WORK TO COMPLETE
Your task is to repeat all of the material exactly.

▶

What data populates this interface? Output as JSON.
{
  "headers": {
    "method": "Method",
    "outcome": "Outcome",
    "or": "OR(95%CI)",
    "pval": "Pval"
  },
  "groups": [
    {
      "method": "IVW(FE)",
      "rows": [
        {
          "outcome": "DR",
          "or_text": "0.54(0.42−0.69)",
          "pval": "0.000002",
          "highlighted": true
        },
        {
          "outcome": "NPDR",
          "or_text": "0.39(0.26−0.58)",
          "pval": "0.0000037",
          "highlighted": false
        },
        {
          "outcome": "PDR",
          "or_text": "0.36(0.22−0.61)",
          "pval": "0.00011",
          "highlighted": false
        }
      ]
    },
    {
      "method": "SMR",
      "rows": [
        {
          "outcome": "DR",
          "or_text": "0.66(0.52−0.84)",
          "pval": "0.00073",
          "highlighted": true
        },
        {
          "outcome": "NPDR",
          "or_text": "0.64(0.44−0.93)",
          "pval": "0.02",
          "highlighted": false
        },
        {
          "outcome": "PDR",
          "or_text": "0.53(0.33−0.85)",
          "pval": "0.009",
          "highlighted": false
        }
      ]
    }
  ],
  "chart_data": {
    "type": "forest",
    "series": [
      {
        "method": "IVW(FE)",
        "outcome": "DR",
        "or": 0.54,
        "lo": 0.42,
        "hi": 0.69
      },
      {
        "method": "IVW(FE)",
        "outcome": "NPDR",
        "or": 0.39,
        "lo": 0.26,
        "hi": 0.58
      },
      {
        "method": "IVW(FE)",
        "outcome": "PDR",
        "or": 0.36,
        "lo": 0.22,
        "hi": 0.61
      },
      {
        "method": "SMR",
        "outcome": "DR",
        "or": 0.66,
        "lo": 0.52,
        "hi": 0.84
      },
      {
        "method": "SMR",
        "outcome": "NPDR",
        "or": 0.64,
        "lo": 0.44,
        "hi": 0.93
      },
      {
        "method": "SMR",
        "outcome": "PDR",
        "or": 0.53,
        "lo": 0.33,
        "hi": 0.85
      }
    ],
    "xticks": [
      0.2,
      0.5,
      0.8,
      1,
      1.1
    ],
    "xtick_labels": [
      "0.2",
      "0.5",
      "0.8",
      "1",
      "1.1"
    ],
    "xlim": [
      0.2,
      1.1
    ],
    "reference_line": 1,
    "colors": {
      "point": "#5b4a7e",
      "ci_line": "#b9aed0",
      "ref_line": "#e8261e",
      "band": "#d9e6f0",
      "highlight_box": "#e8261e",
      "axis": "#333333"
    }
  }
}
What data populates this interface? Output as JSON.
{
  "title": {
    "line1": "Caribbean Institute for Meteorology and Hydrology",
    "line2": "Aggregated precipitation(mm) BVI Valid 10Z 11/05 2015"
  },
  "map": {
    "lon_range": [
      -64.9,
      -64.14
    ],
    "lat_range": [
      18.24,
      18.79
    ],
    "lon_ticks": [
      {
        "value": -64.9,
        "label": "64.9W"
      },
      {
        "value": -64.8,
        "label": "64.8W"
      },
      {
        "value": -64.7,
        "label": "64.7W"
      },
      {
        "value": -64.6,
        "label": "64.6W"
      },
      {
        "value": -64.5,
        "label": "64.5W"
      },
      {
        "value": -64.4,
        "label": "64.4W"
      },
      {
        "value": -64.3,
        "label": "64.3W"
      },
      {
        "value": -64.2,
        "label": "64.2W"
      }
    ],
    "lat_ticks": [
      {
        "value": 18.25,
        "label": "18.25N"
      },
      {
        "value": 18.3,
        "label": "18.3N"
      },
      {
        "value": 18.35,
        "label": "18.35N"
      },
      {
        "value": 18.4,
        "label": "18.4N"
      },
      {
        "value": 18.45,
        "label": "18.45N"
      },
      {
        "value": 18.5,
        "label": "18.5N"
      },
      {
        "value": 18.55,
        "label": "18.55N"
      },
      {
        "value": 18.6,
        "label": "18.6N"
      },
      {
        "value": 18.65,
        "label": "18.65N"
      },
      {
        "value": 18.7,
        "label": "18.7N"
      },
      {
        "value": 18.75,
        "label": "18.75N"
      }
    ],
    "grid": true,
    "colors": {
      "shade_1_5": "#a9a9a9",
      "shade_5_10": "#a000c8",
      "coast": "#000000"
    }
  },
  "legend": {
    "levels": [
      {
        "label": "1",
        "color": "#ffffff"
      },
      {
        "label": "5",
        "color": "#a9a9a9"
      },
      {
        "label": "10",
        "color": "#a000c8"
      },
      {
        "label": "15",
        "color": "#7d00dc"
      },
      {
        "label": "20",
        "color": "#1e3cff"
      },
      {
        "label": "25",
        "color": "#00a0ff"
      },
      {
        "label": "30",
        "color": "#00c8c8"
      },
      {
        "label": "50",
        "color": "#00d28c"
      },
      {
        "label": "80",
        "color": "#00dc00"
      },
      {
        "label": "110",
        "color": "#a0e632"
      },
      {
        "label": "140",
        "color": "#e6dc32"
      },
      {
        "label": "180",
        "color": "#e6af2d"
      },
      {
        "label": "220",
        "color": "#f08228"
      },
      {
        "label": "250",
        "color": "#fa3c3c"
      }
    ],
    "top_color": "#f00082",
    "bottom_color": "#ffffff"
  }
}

◀

COMPLETE ANSWER
What data populates this interface? Output as JSON.
{
  "headers": {
    "method": "Method",
    "outcome": "Outcome",
    "or": "OR(95%CI)",
    "pval": "Pval"
  },
  "groups": [
    {
      "method": "IVW(FE)",
      "rows": [
        {
          "outcome": "DR",
          "or_text": "0.54(0.42−0.69)",
          "pval": "0.000002",
          "highlighted": true
        },
        {
          "outcome": "NPDR",
          "or_text": "0.39(0.26−0.58)",
          "pval": "0.0000037",
          "highlighted": false
        },
        {
          "outcome": "PDR",
          "or_text": "0.36(0.22−0.61)",
          "pval": "0.00011",
          "highlighted": false
        }
      ]
    },
    {
      "method": "SMR",
      "rows": [
        {
          "outcome": "DR",
          "or_text": "0.66(0.52−0.84)",
          "pval": "0.00073",
          "highlighted": true
        },
        {
          "outcome": "NPDR",
          "or_text": "0.64(0.44−0.93)",
          "pval": "0.02",
          "highlighted": false
        },
        {
          "outcome": "PDR",
          "or_text": "0.53(0.33−0.85)",
          "pval": "0.009",
          "highlighted": false
        }
      ]
    }
  ],
  "chart_data": {
    "type": "forest",
    "series": [
      {
        "method": "IVW(FE)",
        "outcome": "DR",
        "or": 0.54,
        "lo": 0.42,
        "hi": 0.69
      },
      {
        "method": "IVW(FE)",
        "outcome": "NPDR",
        "or": 0.39,
        "lo": 0.26,
        "hi": 0.58
      },
      {
        "method": "IVW(FE)",
        "outcome": "PDR",
        "or": 0.36,
        "lo": 0.22,
        "hi": 0.61
      },
      {
        "method": "SMR",
        "outcome": "DR",
        "or": 0.66,
        "lo": 0.52,
        "hi": 0.84
      },
      {
        "method": "SMR",
        "outcome": "NPDR",
        "or": 0.64,
        "lo": 0.44,
        "hi": 0.93
      },
      {
        "method": "SMR",
        "outcome": "PDR",
        "or": 0.53,
        "lo": 0.33,
        "hi": 0.85
      }
    ],
    "xticks": [
      0.2,
      0.5,
      0.8,
      1,
      1.1
    ],
    "xtick_labels": [
      "0.2",
      "0.5",
      "0.8",
      "1",
      "1.1"
    ],
    "xlim": [
      0.2,
      1.1
    ],
    "reference_line": 1,
    "colors": {
      "point": "#5b4a7e",
      "ci_line": "#b9aed0",
      "ref_line": "#e8261e",
      "band": "#d9e6f0",
      "highlight_box": "#e8261e",
      "axis": "#333333"
    }
  }
}
What data populates this interface? Output as JSON.
{
  "title": {
    "line1": "Caribbean Institute for Meteorology and Hydrology",
    "line2": "Aggregated precipitation(mm) BVI Valid 10Z 11/05 2015"
  },
  "map": {
    "lon_range": [
      -64.9,
      -64.14
    ],
    "lat_range": [
      18.24,
      18.79
    ],
    "lon_ticks": [
      {
        "value": -64.9,
        "label": "64.9W"
      },
      {
        "value": -64.8,
        "label": "64.8W"
      },
      {
        "value": -64.7,
        "label": "64.7W"
      },
      {
        "value": -64.6,
        "label": "64.6W"
      },
      {
        "value": -64.5,
        "label": "64.5W"
      },
      {
        "value": -64.4,
        "label": "64.4W"
      },
      {
        "value": -64.3,
        "label": "64.3W"
      },
      {
        "value": -64.2,
        "label": "64.2W"
      }
    ],
    "lat_ticks": [
      {
        "value": 18.25,
        "label": "18.25N"
      },
      {
        "value": 18.3,
        "label": "18.3N"
      },
      {
        "value": 18.35,
        "label": "18.35N"
      },
      {
        "value": 18.4,
        "label": "18.4N"
      },
      {
        "value": 18.45,
        "label": "18.45N"
      },
      {
        "value": 18.5,
        "label": "18.5N"
      },
      {
        "value": 18.55,
        "label": "18.55N"
      },
      {
        "value": 18.6,
        "label": "18.6N"
      },
      {
        "value": 18.65,
        "label": "18.65N"
      },
      {
        "value": 18.7,
        "label": "18.7N"
      },
      {
        "value": 18.75,
        "label": "18.75N"
      }
    ],
    "grid": true,
    "colors": {
      "shade_1_5": "#a9a9a9",
      "shade_5_10": "#a000c8",
      "coast": "#000000"
    }
  },
  "legend": {
    "levels": [
      {
        "label": "1",
        "color": "#ffffff"
      },
      {
        "label": "5",
        "color": "#a9a9a9"
      },
      {
        "label": "10",
        "color": "#a000c8"
      },
      {
        "label": "15",
        "color": "#7d00dc"
      },
      {
        "label": "20",
        "color": "#1e3cff"
      },
      {
        "label": "25",
        "color": "#00a0ff"
      },
      {
        "label": "30",
        "color": "#00c8c8"
      },
      {
        "label": "50",
        "color": "#00d28c"
      },
      {
        "label": "80",
        "color": "#00dc00"
      },
      {
        "label": "110",
        "color": "#a0e632"
      },
      {
        "label": "140",
        "color": "#e6dc32"
      },
      {
        "label": "180",
        "color": "#e6af2d"
      },
      {
        "label": "220",
        "color": "#f08228"
      },
      {
        "label": "250",
        "color": "#fa3c3c"
      }
    ],
    "top_color": "#f00082",
    "bottom_color": "#ffffff"
  }
}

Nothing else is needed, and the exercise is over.